Saved data entries:
-------------------------
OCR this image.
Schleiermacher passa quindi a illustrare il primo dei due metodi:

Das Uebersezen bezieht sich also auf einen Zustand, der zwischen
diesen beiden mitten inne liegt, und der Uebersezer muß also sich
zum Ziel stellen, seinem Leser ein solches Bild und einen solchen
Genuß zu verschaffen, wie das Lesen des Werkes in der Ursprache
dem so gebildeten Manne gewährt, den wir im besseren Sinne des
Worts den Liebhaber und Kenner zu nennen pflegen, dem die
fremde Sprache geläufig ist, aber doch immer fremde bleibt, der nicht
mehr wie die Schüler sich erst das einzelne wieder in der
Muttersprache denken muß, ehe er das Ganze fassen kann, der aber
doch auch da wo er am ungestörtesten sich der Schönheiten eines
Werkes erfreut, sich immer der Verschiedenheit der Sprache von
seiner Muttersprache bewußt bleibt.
-------------------------
→ **Short problem**
Please repeat the listing above in full and exactly.

→ **Exercise output**
OCR this image.
Schleiermacher passa quindi a illustrare il primo dei due metodi:

Das Uebersezen bezieht sich also auf einen Zustand, der zwischen
diesen beiden mitten inne liegt, und der Uebersezer muß also sich
zum Ziel stellen, seinem Leser ein solches Bild und einen solchen
Genuß zu verschaffen, wie das Lesen des Werkes in der Ursprache
dem so gebildeten Manne gewährt, den wir im besseren Sinne des
Worts den Liebhaber und Kenner zu nennen pflegen, dem die
fremde Sprache geläufig ist, aber doch immer fremde bleibt, der nicht
mehr wie die Schüler sich erst das einzelne wieder in der
Muttersprache denken muß, ehe er das Ganze fassen kann, der aber
doch auch da wo er am ungestörtesten sich der Schönheiten eines
Werkes erfreut, sich immer der Verschiedenheit der Sprache von
seiner Muttersprache bewußt bleibt.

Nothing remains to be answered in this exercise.